(Records)
------------------------
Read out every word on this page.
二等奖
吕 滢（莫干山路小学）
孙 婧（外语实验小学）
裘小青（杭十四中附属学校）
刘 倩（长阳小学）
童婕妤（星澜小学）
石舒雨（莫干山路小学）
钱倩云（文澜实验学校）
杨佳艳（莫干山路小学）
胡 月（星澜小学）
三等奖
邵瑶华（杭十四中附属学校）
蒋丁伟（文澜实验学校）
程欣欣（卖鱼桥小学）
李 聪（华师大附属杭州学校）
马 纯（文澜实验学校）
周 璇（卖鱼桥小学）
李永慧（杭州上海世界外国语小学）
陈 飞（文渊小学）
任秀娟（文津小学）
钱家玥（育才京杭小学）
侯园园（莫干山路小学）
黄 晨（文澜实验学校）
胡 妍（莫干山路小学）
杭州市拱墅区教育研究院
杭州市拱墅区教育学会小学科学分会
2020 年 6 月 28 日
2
------------------------
> **Stated task**
Repeat each record in full; every line must match exactly.

> **Reply to the exercise**
Read out every word on this page.
二等奖
吕 滢（莫干山路小学）
孙 婧（外语实验小学）
裘小青（杭十四中附属学校）
刘 倩（长阳小学）
童婕妤（星澜小学）
石舒雨（莫干山路小学）
钱倩云（文澜实验学校）
杨佳艳（莫干山路小学）
胡 月（星澜小学）
三等奖
邵瑶华（杭十四中附属学校）
蒋丁伟（文澜实验学校）
程欣欣（卖鱼桥小学）
李 聪（华师大附属杭州学校）
马 纯（文澜实验学校）
周 璇（卖鱼桥小学）
李永慧（杭州上海世界外国语小学）
陈 飞（文渊小学）
任秀娟（文津小学）
钱家玥（育才京杭小学）
侯园园（莫干山路小学）
黄 晨（文澜实验学校）
胡 妍（莫干山路小学）
杭州市拱墅区教育研究院
杭州市拱墅区教育学会小学科学分会
2020 年 6 月 28 日
2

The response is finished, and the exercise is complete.